Given problem: Output every entry exactly, from the first line to the last.

** start of Material for this exercise **

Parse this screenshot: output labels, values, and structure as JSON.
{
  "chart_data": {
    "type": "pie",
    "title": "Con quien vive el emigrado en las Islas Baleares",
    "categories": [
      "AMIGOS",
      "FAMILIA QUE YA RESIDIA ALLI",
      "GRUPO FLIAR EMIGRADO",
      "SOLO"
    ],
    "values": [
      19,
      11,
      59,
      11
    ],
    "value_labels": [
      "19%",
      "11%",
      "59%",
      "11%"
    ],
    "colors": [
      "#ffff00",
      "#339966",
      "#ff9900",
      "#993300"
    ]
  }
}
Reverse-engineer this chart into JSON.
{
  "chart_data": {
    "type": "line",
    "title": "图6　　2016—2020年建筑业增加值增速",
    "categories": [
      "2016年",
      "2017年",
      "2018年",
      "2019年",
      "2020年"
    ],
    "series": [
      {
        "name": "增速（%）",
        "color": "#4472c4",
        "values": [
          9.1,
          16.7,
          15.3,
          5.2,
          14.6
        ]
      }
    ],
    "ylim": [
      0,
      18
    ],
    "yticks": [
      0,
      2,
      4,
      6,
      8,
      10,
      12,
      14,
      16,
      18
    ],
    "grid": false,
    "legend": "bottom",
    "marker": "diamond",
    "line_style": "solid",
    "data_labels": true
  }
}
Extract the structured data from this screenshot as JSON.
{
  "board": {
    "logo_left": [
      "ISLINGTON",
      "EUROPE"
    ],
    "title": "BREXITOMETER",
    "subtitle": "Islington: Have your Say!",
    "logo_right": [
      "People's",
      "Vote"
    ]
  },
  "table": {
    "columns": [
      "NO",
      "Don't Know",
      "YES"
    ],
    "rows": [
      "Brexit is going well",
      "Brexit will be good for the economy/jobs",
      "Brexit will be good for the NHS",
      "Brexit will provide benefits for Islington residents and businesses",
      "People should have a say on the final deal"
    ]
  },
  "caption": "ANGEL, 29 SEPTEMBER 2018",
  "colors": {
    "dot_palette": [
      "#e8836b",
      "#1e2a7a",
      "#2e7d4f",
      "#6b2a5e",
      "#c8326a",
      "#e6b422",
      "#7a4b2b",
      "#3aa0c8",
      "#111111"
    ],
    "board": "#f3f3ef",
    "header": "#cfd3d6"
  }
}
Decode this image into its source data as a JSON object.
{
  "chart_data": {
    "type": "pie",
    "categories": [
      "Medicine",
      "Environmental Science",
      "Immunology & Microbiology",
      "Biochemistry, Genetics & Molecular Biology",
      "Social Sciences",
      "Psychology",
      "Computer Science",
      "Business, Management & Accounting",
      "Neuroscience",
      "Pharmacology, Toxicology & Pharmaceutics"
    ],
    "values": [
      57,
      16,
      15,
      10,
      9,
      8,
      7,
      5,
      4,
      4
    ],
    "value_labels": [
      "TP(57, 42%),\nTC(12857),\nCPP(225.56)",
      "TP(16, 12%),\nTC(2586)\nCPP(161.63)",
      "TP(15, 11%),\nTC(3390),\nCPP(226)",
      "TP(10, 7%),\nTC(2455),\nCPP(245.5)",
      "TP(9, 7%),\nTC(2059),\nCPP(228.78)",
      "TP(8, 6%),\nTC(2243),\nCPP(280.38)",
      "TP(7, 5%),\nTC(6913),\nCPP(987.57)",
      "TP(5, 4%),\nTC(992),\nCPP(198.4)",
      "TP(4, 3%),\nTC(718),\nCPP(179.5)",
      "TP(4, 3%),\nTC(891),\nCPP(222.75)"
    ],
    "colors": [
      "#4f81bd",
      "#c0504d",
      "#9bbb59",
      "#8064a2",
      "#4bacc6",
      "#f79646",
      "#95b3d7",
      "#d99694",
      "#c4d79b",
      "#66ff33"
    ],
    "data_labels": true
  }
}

** end of Material for this exercise **

The completed task:
Parse this screenshot: output labels, values, and structure as JSON.
{
  "chart_data": {
    "type": "pie",
    "title": "Con quien vive el emigrado en las Islas Baleares",
    "categories": [
      "AMIGOS",
      "FAMILIA QUE YA RESIDIA ALLI",
      "GRUPO FLIAR EMIGRADO",
      "SOLO"
    ],
    "values": [
      19,
      11,
      59,
      11
    ],
    "value_labels": [
      "19%",
      "11%",
      "59%",
      "11%"
    ],
    "colors": [
      "#ffff00",
      "#339966",
      "#ff9900",
      "#993300"
    ]
  }
}
Reverse-engineer this chart into JSON.
{
  "chart_data": {
    "type": "line",
    "title": "图6　　2016—2020年建筑业增加值增速",
    "categories": [
      "2016年",
      "2017年",
      "2018年",
      "2019年",
      "2020年"
    ],
    "series": [
      {
        "name": "增速（%）",
        "color": "#4472c4",
        "values": [
          9.1,
          16.7,
          15.3,
          5.2,
          14.6
        ]
      }
    ],
    "ylim": [
      0,
      18
    ],
    "yticks": [
      0,
      2,
      4,
      6,
      8,
      10,
      12,
      14,
      16,
      18
    ],
    "grid": false,
    "legend": "bottom",
    "marker": "diamond",
    "line_style": "solid",
    "data_labels": true
  }
}
Extract the structured data from this screenshot as JSON.
{
  "board": {
    "logo_left": [
      "ISLINGTON",
      "EUROPE"
    ],
    "title": "BREXITOMETER",
    "subtitle": "Islington: Have your Say!",
    "logo_right": [
      "People's",
      "Vote"
    ]
  },
  "table": {
    "columns": [
      "NO",
      "Don't Know",
      "YES"
    ],
    "rows": [
      "Brexit is going well",
      "Brexit will be good for the economy/jobs",
      "Brexit will be good for the NHS",
      "Brexit will provide benefits for Islington residents and businesses",
      "People should have a say on the final deal"
    ]
  },
  "caption": "ANGEL, 29 SEPTEMBER 2018",
  "colors": {
    "dot_palette": [
      "#e8836b",
      "#1e2a7a",
      "#2e7d4f",
      "#6b2a5e",
      "#c8326a",
      "#e6b422",
      "#7a4b2b",
      "#3aa0c8",
      "#111111"
    ],
    "board": "#f3f3ef",
    "header": "#cfd3d6"
  }
}
Decode this image into its source data as a JSON object.
{
  "chart_data": {
    "type": "pie",
    "categories": [
      "Medicine",
      "Environmental Science",
      "Immunology & Microbiology",
      "Biochemistry, Genetics & Molecular Biology",
      "Social Sciences",
      "Psychology",
      "Computer Science",
      "Business, Management & Accounting",
      "Neuroscience",
      "Pharmacology, Toxicology & Pharmaceutics"
    ],
    "values": [
      57,
      16,
      15,
      10,
      9,
      8,
      7,
      5,
      4,
      4
    ],
    "value_labels": [
      "TP(57, 42%),\nTC(12857),\nCPP(225.56)",
      "TP(16, 12%),\nTC(2586)\nCPP(161.63)",
      "TP(15, 11%),\nTC(3390),\nCPP(226)",
      "TP(10, 7%),\nTC(2455),\nCPP(245.5)",
      "TP(9, 7%),\nTC(2059),\nCPP(228.78)",
      "TP(8, 6%),\nTC(2243),\nCPP(280.38)",
      "TP(7, 5%),\nTC(6913),\nCPP(987.57)",
      "TP(5, 4%),\nTC(992),\nCPP(198.4)",
      "TP(4, 3%),\nTC(718),\nCPP(179.5)",
      "TP(4, 3%),\nTC(891),\nCPP(222.75)"
    ],
    "colors": [
      "#4f81bd",
      "#c0504d",
      "#9bbb59",
      "#8064a2",
      "#4bacc6",
      "#f79646",
      "#95b3d7",
      "#d99694",
      "#c4d79b",
      "#66ff33"
    ],
    "data_labels": true
  }
}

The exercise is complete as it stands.